* [FRAGMENTO DEL TEXTO]:
Enfoque: La fiesta que se volvió un velorio
El momento se presentaba como histórico: el sindicalismo más independiente y combativo se sometería a un proceso electoral para elegir, en forma democrática, a sus conductores.
Quienes han seguido con interés el proceso iniciado en los años de Carlos Menem por la Central de los Trabajadores Argentinos, en la búsqueda de un sindicalismo diferente al representó la vieja y anquilosada burocracia sindical, creyeron que ahora se coronaban largos años de lucha, iniciados en 1996 por Germán Abdala y Víctor De Gennaro, entre otros.
Sin embargo, la lección que dio el comicio de este miércoles demuele aquellas espectativas. La ambición de poder hizo sucumbir la fiesta que significaría contar con una central obrera surgida democráticamente. Reinó la trampa. Ganó lo viejo.
Desde los diversos sectores en pugna asomaban figuras de dilatada trayectoria. Sin embargo, más allá de sus nombres e historia, lo que primó es muy diferente a lo que se esperaba como acto previo a la consecución de lo prometido por Néstor Kirchner en 2003: la personería gremial.

* [INSTRUCCIONES]: Según el texto sobre la elección en la Central de los Trabajadores Argentinos, ¿en qué año iniciaron Germán Abdala y Víctor De Gennaro, entre otros, los largos años de lucha? El listado no guarda relación alguna con el texto.

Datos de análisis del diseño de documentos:
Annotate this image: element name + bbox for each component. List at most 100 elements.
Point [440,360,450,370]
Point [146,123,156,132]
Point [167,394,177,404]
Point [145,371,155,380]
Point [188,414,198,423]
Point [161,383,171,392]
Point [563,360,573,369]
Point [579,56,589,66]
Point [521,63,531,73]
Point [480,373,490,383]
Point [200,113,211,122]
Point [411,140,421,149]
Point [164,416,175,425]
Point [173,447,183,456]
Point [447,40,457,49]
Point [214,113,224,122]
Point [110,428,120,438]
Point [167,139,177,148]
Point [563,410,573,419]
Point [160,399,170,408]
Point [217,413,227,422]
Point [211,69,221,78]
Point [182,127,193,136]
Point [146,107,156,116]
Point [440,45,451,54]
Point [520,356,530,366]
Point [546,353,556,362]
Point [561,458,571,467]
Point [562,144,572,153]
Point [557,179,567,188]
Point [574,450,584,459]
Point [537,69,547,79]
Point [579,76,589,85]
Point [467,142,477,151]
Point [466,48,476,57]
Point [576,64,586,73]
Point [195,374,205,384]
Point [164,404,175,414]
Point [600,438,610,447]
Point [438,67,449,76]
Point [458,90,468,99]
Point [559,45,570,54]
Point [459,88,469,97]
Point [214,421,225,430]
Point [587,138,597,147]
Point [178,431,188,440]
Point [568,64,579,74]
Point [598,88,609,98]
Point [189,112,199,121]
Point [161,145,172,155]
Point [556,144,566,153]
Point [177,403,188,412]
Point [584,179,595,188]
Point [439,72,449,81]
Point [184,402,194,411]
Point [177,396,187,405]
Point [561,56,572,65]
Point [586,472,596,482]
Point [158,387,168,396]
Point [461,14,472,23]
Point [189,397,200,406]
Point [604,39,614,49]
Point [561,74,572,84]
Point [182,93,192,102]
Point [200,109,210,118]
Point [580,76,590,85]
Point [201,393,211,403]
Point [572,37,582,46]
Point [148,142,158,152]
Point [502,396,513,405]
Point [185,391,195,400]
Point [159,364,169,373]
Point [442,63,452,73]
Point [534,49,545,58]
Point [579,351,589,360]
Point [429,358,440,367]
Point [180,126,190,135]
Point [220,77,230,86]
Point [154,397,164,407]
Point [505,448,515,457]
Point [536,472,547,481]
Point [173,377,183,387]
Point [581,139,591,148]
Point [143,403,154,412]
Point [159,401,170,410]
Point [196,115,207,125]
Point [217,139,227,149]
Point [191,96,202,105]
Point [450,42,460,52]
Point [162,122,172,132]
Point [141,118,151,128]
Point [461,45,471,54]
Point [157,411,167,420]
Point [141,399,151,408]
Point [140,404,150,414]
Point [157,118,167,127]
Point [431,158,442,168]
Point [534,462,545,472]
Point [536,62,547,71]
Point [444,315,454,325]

* [RESPUESTA ESCRITA]: En 1996.